>> begin Raw data

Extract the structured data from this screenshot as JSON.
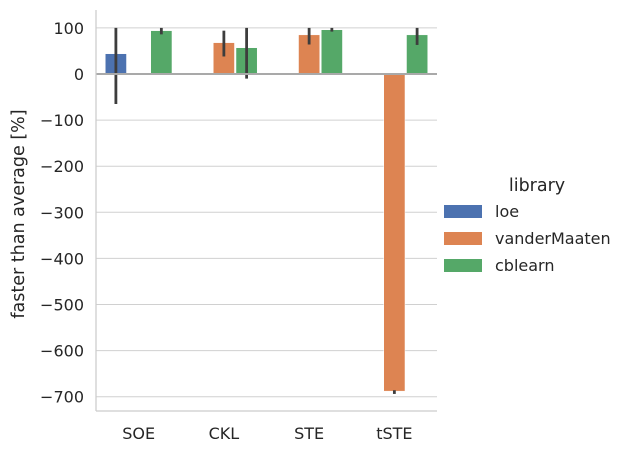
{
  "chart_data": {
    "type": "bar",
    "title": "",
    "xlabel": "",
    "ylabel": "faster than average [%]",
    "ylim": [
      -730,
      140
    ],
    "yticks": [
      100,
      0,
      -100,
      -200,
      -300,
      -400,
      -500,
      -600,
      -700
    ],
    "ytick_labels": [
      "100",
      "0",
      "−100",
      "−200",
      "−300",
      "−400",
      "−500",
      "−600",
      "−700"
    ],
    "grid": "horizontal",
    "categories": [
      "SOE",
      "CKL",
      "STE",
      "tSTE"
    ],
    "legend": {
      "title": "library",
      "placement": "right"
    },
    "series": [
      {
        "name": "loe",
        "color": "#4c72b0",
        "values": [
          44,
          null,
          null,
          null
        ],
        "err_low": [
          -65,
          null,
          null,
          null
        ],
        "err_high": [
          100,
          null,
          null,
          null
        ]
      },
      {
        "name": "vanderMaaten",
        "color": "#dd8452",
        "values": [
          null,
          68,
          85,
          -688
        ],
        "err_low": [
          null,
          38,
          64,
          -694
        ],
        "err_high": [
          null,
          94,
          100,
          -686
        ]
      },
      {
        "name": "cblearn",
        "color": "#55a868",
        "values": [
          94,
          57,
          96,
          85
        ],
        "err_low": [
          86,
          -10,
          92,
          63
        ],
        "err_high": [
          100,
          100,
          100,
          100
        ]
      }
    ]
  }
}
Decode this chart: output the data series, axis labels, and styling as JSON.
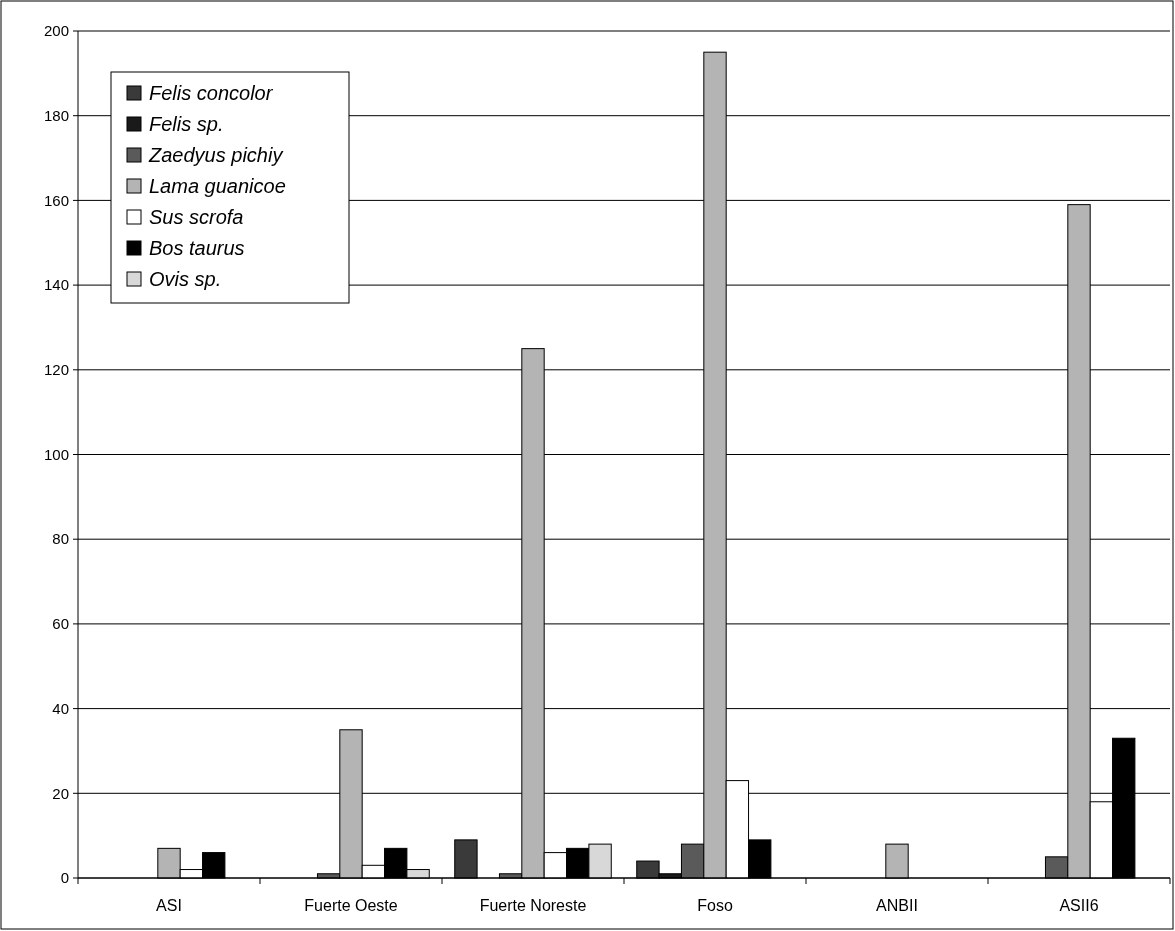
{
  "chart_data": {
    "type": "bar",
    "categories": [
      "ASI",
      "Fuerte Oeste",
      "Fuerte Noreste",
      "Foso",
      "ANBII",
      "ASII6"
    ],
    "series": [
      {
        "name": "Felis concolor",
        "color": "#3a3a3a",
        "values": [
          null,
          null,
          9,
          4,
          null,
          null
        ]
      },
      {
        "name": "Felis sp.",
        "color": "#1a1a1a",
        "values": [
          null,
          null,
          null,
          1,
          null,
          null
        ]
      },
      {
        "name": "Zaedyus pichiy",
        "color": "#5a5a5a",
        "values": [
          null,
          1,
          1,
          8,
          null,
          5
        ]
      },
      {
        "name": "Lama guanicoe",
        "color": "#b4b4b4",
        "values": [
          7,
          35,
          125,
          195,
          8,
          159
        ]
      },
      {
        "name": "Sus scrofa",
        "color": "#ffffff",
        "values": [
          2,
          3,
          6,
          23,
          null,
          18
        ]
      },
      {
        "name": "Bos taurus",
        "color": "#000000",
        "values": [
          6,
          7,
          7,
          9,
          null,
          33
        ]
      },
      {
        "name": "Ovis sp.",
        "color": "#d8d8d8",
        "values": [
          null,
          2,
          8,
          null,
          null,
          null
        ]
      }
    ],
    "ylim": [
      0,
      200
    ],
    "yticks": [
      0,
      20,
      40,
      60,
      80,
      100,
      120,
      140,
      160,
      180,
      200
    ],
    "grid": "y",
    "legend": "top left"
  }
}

>> end Raw data

• Stated problem:
Check the data for the word "JSON" and pull out the lines that have it.

• Solution:
Extract the structured data from this screenshot as JSON.
Decode this chart: output the data series, axis labels, and styling as JSON.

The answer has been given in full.